■ OBJECTIF ÉNONCÉ A ■
D'après le texte fourni, combien de départements le Grand Empire compte-t-il en 1811 ?

■ TEXTE FOURNI ■
%%
Cette domination culmine en 1811 : le Grand Empire comporte 130 départements réunissant 45 millions de « Français », plus 40 millions d'habitants des États vassaux (Italie, Espagne, Naples, duché de Varsovie, Confédération du Rhin, Confédération helvétique). Édifice encore plus fragile que ne le prévoyait Talleyrand en 1804.
Décembre 1812 : « Voilà le commencement de la fin », dit Talleyrand qui pense à l'Empire et prédit sa chute avant tout le monde. Il vient d'apprendre la retraite de Russie, sans savoir encore l'ampleur de la débâcle, les soldats victimes du « Général Hiver », comme prévu par le tsar et le maréchal Koutousov.
Le passage de la Bérézina reste légendaire. Fin décembre, Talleyrand refuse à nouveau le poste de ministre des Relations extérieures.
3 janvier 1813, Napoléon réunit un Conseil, après la campagne de Russie. « Négociez ! » : Talleyrand lui redit de négocier la paix, en échange de concessions importantes. Il refuse. Plus dure sera la chute.
Une restauration devient probable. Talleyrand pense toujours à une monarchie constitutionnelle à l'anglaise, le meilleur régime pour la France et l'occasion de revenir au pouvoir comme Premier ministre. Il se sert de son oncle, l'archevêque de Reims, devenu grand aumônier du prétendant.
%%
■ ENREGISTREMENTS LISTÉS ■
%%
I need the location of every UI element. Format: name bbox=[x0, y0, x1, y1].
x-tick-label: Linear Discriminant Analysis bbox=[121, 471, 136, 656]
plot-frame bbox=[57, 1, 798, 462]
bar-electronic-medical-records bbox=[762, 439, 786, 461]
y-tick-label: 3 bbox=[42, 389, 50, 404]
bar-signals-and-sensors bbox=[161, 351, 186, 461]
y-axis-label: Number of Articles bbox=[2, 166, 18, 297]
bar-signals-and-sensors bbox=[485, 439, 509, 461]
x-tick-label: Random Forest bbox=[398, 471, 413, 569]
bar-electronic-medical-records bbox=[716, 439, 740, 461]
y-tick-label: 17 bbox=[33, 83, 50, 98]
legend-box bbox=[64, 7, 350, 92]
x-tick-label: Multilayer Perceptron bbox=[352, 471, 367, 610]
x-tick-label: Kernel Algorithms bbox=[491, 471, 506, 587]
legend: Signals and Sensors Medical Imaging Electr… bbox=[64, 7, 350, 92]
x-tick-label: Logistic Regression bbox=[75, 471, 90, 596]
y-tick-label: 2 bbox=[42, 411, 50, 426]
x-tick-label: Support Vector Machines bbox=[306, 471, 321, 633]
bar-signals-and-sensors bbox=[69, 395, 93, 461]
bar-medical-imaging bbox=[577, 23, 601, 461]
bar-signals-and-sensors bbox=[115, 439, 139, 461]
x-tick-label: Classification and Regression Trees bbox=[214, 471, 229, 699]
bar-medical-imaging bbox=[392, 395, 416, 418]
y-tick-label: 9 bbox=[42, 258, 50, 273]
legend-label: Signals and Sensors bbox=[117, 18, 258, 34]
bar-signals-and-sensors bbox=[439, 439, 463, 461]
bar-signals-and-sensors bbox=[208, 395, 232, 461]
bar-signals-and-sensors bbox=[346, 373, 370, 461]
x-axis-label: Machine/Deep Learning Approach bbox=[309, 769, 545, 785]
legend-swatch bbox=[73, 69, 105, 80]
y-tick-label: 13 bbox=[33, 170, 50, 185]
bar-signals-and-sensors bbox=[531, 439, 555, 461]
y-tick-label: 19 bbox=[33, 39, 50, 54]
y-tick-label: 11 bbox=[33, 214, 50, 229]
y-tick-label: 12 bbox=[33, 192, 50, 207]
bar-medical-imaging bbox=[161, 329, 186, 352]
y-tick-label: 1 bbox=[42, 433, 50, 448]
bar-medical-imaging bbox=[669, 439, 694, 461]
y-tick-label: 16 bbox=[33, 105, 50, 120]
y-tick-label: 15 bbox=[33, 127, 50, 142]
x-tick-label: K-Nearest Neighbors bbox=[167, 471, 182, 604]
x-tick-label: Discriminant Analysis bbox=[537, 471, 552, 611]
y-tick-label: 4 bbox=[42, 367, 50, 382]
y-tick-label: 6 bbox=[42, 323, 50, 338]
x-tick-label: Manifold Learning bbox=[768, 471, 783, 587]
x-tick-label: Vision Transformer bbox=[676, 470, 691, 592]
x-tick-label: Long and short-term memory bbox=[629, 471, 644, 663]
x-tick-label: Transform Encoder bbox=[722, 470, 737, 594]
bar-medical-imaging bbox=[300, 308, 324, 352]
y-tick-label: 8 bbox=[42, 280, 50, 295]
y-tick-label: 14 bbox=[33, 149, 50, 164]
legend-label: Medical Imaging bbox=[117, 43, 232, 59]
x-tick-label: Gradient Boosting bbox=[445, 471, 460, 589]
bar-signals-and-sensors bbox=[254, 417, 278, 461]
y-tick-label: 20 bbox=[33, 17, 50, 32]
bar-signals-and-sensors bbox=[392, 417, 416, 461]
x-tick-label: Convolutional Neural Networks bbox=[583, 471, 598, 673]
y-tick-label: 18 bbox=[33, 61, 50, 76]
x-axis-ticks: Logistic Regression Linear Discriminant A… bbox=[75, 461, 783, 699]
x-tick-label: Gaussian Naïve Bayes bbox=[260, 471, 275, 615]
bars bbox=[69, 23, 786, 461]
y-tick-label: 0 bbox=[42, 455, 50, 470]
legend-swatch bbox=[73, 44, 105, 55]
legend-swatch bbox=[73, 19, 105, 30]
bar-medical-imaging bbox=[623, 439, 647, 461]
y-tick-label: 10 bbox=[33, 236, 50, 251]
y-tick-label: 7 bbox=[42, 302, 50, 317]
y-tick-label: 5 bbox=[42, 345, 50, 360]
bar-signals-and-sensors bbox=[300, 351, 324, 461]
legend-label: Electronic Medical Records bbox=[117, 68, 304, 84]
%%
■ OBJECTIF ÉNONCÉ B ■
Reproduisez à l'identique les lignes des enregistrements, de la première jusqu'à la ligne contenant "x-tick-label: Kernel Algorithms", bornes incluses.

■ RÉPONSE RÉDIGÉE A ■
130 départements.

■ RÉPONSE RÉDIGÉE B ■
I need the location of every UI element. Format: name bbox=[x0, y0, x1, y1].
x-tick-label: Linear Discriminant Analysis bbox=[121, 471, 136, 656]
plot-frame bbox=[57, 1, 798, 462]
bar-electronic-medical-records bbox=[762, 439, 786, 461]
y-tick-label: 3 bbox=[42, 389, 50, 404]
bar-signals-and-sensors bbox=[161, 351, 186, 461]
y-axis-label: Number of Articles bbox=[2, 166, 18, 297]
bar-signals-and-sensors bbox=[485, 439, 509, 461]
x-tick-label: Random Forest bbox=[398, 471, 413, 569]
bar-electronic-medical-records bbox=[716, 439, 740, 461]
y-tick-label: 17 bbox=[33, 83, 50, 98]
legend-box bbox=[64, 7, 350, 92]
x-tick-label: Multilayer Perceptron bbox=[352, 471, 367, 610]
x-tick-label: Kernel Algorithms bbox=[491, 471, 506, 587]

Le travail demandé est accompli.